Instructions to follow: Go through the data below. Pull out every line that has the word "text".

Data:
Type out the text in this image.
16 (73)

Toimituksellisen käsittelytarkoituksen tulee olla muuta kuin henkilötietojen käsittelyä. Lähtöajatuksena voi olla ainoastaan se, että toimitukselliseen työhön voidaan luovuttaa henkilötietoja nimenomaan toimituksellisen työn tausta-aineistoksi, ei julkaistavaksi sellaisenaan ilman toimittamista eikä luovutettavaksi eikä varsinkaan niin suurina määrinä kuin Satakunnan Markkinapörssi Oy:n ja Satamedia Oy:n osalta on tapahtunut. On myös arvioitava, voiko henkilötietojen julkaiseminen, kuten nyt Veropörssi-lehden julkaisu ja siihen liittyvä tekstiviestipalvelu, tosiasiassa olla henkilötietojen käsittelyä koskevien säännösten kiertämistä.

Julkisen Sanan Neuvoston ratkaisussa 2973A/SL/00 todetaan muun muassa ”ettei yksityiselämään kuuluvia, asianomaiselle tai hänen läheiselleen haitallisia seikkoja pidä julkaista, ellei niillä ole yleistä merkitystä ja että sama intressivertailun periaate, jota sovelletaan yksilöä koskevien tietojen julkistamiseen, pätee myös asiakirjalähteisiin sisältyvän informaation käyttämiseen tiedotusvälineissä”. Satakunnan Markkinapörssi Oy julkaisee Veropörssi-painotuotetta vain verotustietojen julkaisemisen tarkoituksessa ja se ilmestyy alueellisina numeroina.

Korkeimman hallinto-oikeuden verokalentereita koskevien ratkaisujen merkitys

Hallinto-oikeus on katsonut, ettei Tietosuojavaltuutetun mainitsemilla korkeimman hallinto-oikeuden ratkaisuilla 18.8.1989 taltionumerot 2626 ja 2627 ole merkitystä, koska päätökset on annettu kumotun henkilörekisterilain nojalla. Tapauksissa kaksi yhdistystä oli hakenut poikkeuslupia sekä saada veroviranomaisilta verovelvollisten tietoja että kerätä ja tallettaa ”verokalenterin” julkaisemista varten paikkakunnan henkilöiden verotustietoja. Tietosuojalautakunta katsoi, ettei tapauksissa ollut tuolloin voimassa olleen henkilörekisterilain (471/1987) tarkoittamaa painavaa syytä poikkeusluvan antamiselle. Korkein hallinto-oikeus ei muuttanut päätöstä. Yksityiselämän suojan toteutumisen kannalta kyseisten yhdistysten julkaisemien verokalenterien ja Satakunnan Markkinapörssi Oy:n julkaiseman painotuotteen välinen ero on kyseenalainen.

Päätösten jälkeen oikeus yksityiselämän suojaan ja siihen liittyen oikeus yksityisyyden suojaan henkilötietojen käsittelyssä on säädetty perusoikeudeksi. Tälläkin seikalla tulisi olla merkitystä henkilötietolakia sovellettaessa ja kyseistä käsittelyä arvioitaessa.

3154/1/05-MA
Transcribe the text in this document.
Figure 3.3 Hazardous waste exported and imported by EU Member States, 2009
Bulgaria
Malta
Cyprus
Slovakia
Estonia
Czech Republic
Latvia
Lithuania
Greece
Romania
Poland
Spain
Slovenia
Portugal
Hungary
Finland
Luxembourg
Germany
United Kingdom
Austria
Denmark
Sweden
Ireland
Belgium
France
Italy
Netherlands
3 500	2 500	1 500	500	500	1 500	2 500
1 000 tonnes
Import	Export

Final result:
Type out the text in this image.
Transcribe the text in this document.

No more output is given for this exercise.